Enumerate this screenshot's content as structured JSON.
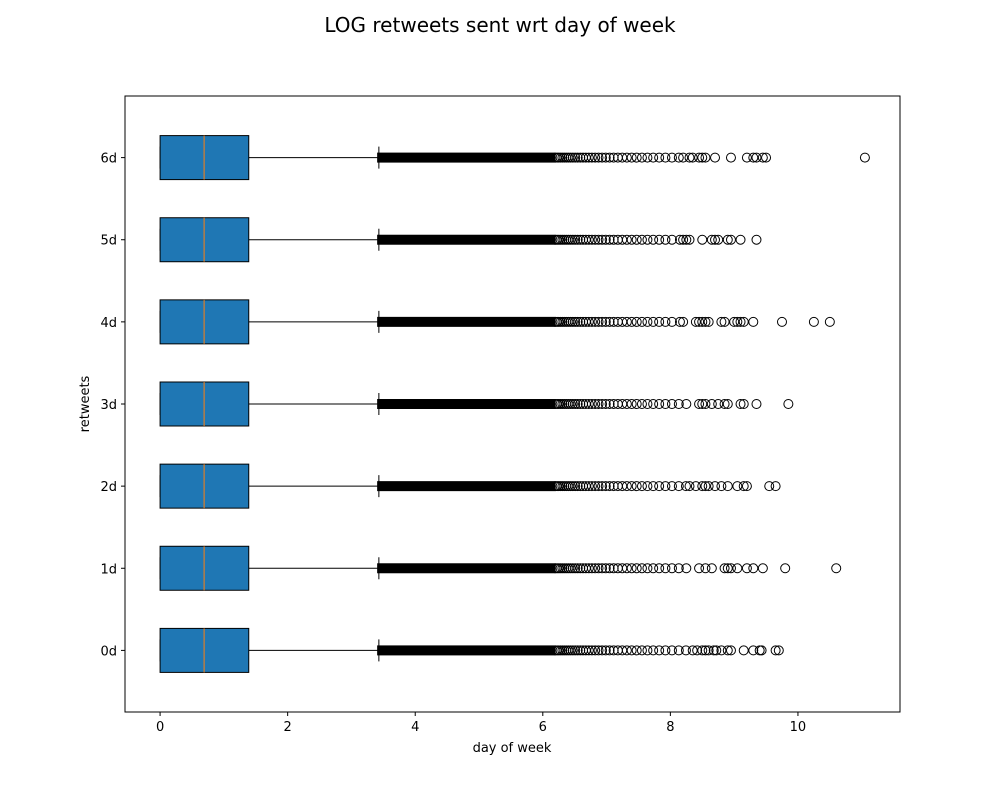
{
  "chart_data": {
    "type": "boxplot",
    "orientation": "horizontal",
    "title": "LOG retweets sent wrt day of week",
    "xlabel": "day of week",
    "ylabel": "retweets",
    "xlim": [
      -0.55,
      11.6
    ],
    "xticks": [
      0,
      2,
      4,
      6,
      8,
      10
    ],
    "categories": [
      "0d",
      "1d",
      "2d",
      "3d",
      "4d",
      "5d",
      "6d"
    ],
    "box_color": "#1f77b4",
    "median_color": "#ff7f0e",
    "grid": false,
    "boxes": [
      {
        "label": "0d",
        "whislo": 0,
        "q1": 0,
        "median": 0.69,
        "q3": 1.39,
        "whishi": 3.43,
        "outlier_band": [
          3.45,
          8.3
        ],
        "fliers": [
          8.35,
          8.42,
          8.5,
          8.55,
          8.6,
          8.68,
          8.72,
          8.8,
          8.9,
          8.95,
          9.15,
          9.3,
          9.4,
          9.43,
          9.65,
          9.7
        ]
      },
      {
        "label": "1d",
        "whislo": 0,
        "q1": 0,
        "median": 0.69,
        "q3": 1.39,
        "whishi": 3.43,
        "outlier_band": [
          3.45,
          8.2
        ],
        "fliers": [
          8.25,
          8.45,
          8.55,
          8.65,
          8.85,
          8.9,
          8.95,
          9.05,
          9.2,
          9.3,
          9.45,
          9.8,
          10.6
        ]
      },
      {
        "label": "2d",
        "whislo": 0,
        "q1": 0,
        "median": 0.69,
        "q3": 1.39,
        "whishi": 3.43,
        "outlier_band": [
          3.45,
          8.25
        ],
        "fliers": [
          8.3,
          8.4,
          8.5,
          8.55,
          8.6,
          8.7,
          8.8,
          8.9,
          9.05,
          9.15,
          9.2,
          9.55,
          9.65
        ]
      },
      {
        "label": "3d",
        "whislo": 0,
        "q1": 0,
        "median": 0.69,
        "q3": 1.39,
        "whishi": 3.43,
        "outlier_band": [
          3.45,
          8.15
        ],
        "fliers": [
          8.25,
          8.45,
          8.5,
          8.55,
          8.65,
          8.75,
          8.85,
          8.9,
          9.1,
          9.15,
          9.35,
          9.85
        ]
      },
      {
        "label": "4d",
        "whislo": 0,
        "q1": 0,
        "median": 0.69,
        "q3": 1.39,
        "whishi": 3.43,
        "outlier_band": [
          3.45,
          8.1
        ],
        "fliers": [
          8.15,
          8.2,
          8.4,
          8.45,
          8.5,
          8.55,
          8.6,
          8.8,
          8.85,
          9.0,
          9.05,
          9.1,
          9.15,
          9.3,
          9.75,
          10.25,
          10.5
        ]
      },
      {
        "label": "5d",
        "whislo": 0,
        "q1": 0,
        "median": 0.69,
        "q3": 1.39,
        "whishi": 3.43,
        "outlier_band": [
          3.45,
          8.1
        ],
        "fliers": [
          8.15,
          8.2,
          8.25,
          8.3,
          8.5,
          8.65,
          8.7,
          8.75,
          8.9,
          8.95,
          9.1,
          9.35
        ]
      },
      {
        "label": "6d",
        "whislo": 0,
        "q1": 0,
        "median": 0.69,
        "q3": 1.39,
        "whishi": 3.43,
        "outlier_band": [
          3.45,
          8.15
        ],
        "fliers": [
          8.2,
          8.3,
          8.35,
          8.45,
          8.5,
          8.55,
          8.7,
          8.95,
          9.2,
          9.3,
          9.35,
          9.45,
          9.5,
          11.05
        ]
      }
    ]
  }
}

====================

What you return should match the records above word for word, minus the pictures.

▸ **TASK OUTPUT**
Enumerate this screenshot's content as structured JSON.
{
  "chart_data": {
    "type": "boxplot",
    "orientation": "horizontal",
    "title": "LOG retweets sent wrt day of week",
    "xlabel": "day of week",
    "ylabel": "retweets",
    "xlim": [
      -0.55,
      11.6
    ],
    "xticks": [
      0,
      2,
      4,
      6,
      8,
      10
    ],
    "categories": [
      "0d",
      "1d",
      "2d",
      "3d",
      "4d",
      "5d",
      "6d"
    ],
    "box_color": "#1f77b4",
    "median_color": "#ff7f0e",
    "grid": false,
    "boxes": [
      {
        "label": "0d",
        "whislo": 0,
        "q1": 0,
        "median": 0.69,
        "q3": 1.39,
        "whishi": 3.43,
        "outlier_band": [
          3.45,
          8.3
        ],
        "fliers": [
          8.35,
          8.42,
          8.5,
          8.55,
          8.6,
          8.68,
          8.72,
          8.8,
          8.9,
          8.95,
          9.15,
          9.3,
          9.4,
          9.43,
          9.65,
          9.7
        ]
      },
      {
        "label": "1d",
        "whislo": 0,
        "q1": 0,
        "median": 0.69,
        "q3": 1.39,
        "whishi": 3.43,
        "outlier_band": [
          3.45,
          8.2
        ],
        "fliers": [
          8.25,
          8.45,
          8.55,
          8.65,
          8.85,
          8.9,
          8.95,
          9.05,
          9.2,
          9.3,
          9.45,
          9.8,
          10.6
        ]
      },
      {
        "label": "2d",
        "whislo": 0,
        "q1": 0,
        "median": 0.69,
        "q3": 1.39,
        "whishi": 3.43,
        "outlier_band": [
          3.45,
          8.25
        ],
        "fliers": [
          8.3,
          8.4,
          8.5,
          8.55,
          8.6,
          8.7,
          8.8,
          8.9,
          9.05,
          9.15,
          9.2,
          9.55,
          9.65
        ]
      },
      {
        "label": "3d",
        "whislo": 0,
        "q1": 0,
        "median": 0.69,
        "q3": 1.39,
        "whishi": 3.43,
        "outlier_band": [
          3.45,
          8.15
        ],
        "fliers": [
          8.25,
          8.45,
          8.5,
          8.55,
          8.65,
          8.75,
          8.85,
          8.9,
          9.1,
          9.15,
          9.35,
          9.85
        ]
      },
      {
        "label": "4d",
        "whislo": 0,
        "q1": 0,
        "median": 0.69,
        "q3": 1.39,
        "whishi": 3.43,
        "outlier_band": [
          3.45,
          8.1
        ],
        "fliers": [
          8.15,
          8.2,
          8.4,
          8.45,
          8.5,
          8.55,
          8.6,
          8.8,
          8.85,
          9.0,
          9.05,
          9.1,
          9.15,
          9.3,
          9.75,
          10.25,
          10.5
        ]
      },
      {
        "label": "5d",
        "whislo": 0,
        "q1": 0,
        "median": 0.69,
        "q3": 1.39,
        "whishi": 3.43,
        "outlier_band": [
          3.45,
          8.1
        ],
        "fliers": [
          8.15,
          8.2,
          8.25,
          8.3,
          8.5,
          8.65,
          8.7,
          8.75,
          8.9,
          8.95,
          9.1,
          9.35
        ]
      },
      {
        "label": "6d",
        "whislo": 0,
        "q1": 0,
        "median": 0.69,
        "q3": 1.39,
        "whishi": 3.43,
        "outlier_band": [
          3.45,
          8.15
        ],
        "fliers": [
          8.2,
          8.3,
          8.35,
          8.45,
          8.5,
          8.55,
          8.7,
          8.95,
          9.2,
          9.3,
          9.35,
          9.45,
          9.5,
          11.05
        ]
      }
    ]
  }
}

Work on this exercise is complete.